◆ Required task: Return the listing below exactly, with the pictures dropped.

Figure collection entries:

• • • • •

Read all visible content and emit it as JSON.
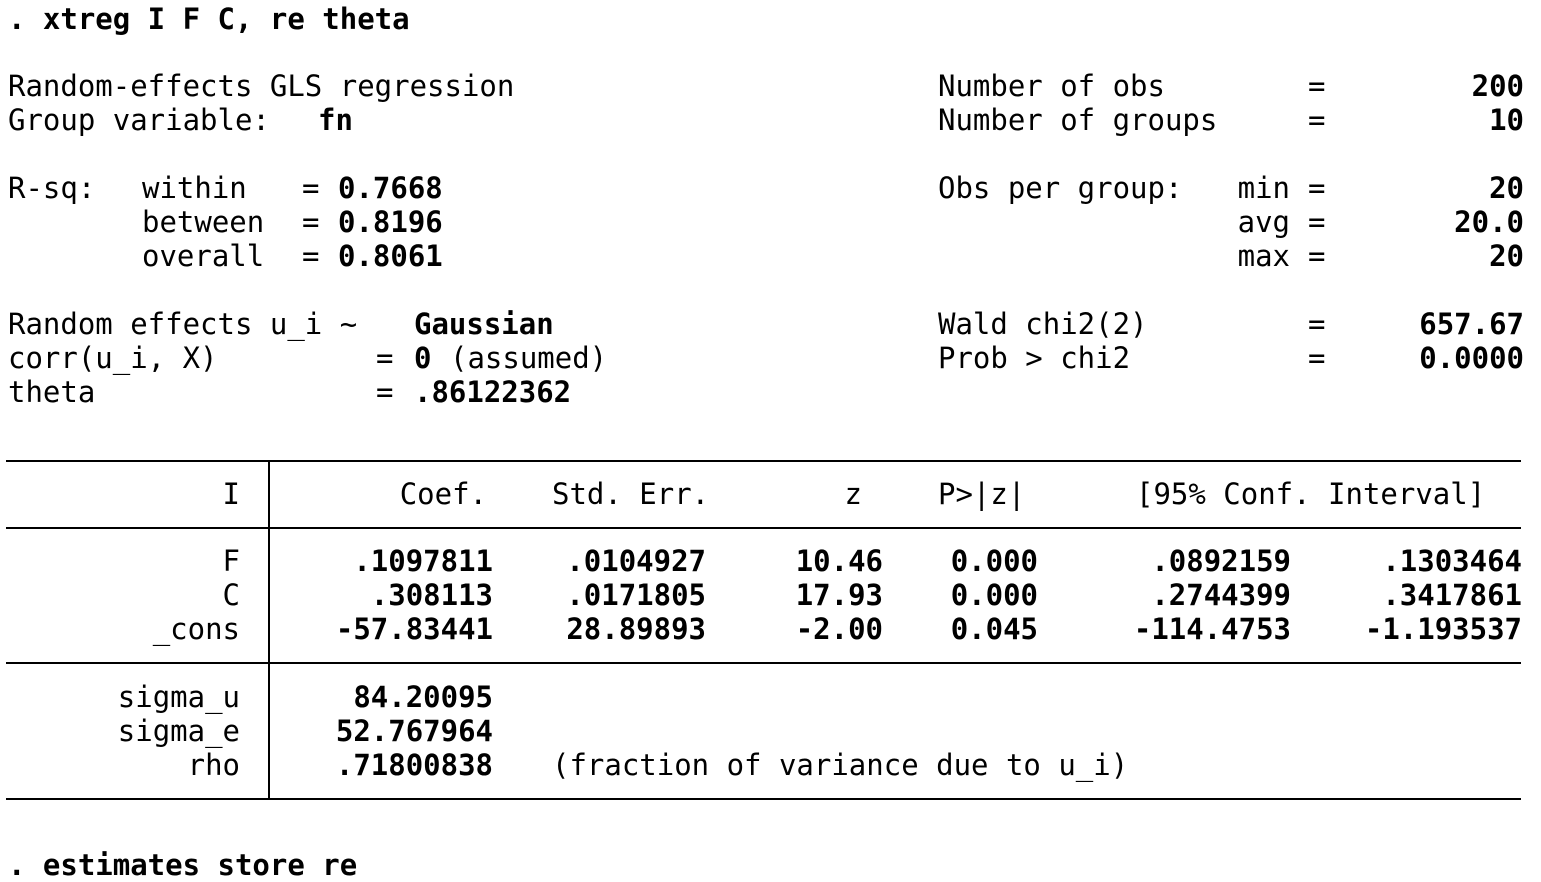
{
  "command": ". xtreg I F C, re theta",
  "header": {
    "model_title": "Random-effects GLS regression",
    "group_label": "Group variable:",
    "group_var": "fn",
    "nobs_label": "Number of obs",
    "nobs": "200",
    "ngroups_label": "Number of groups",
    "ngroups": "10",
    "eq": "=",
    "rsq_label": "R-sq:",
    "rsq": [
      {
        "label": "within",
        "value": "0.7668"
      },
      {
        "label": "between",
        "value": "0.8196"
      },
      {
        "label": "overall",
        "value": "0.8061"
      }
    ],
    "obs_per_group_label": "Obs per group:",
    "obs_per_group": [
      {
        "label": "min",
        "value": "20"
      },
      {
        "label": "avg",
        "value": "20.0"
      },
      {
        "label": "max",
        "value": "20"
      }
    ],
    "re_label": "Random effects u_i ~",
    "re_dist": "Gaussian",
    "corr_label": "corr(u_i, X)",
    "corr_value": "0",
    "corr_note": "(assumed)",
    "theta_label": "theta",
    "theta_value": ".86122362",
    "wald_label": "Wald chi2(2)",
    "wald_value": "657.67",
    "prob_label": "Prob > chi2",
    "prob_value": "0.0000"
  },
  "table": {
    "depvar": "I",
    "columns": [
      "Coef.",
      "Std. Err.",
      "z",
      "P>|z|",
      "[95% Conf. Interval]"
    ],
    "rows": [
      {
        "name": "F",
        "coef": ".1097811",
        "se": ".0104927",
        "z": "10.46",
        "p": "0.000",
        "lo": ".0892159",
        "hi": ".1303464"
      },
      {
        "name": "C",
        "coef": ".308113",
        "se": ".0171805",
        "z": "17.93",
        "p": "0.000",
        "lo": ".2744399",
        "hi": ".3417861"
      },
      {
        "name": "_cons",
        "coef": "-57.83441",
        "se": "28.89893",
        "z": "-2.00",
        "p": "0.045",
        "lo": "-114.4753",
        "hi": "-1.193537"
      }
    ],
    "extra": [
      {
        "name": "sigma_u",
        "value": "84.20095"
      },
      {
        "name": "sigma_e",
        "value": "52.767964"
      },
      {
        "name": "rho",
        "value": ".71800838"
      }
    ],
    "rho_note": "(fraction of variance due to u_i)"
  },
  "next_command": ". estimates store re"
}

• • • • •

◆ Result of the exercise:
Read all visible content and emit it as JSON.
{
  "command": ". xtreg I F C, re theta",
  "header": {
    "model_title": "Random-effects GLS regression",
    "group_label": "Group variable:",
    "group_var": "fn",
    "nobs_label": "Number of obs",
    "nobs": "200",
    "ngroups_label": "Number of groups",
    "ngroups": "10",
    "eq": "=",
    "rsq_label": "R-sq:",
    "rsq": [
      {
        "label": "within",
        "value": "0.7668"
      },
      {
        "label": "between",
        "value": "0.8196"
      },
      {
        "label": "overall",
        "value": "0.8061"
      }
    ],
    "obs_per_group_label": "Obs per group:",
    "obs_per_group": [
      {
        "label": "min",
        "value": "20"
      },
      {
        "label": "avg",
        "value": "20.0"
      },
      {
        "label": "max",
        "value": "20"
      }
    ],
    "re_label": "Random effects u_i ~",
    "re_dist": "Gaussian",
    "corr_label": "corr(u_i, X)",
    "corr_value": "0",
    "corr_note": "(assumed)",
    "theta_label": "theta",
    "theta_value": ".86122362",
    "wald_label": "Wald chi2(2)",
    "wald_value": "657.67",
    "prob_label": "Prob > chi2",
    "prob_value": "0.0000"
  },
  "table": {
    "depvar": "I",
    "columns": [
      "Coef.",
      "Std. Err.",
      "z",
      "P>|z|",
      "[95% Conf. Interval]"
    ],
    "rows": [
      {
        "name": "F",
        "coef": ".1097811",
        "se": ".0104927",
        "z": "10.46",
        "p": "0.000",
        "lo": ".0892159",
        "hi": ".1303464"
      },
      {
        "name": "C",
        "coef": ".308113",
        "se": ".0171805",
        "z": "17.93",
        "p": "0.000",
        "lo": ".2744399",
        "hi": ".3417861"
      },
      {
        "name": "_cons",
        "coef": "-57.83441",
        "se": "28.89893",
        "z": "-2.00",
        "p": "0.045",
        "lo": "-114.4753",
        "hi": "-1.193537"
      }
    ],
    "extra": [
      {
        "name": "sigma_u",
        "value": "84.20095"
      },
      {
        "name": "sigma_e",
        "value": "52.767964"
      },
      {
        "name": "rho",
        "value": ".71800838"
      }
    ],
    "rho_note": "(fraction of variance due to u_i)"
  },
  "next_command": ". estimates store re"
}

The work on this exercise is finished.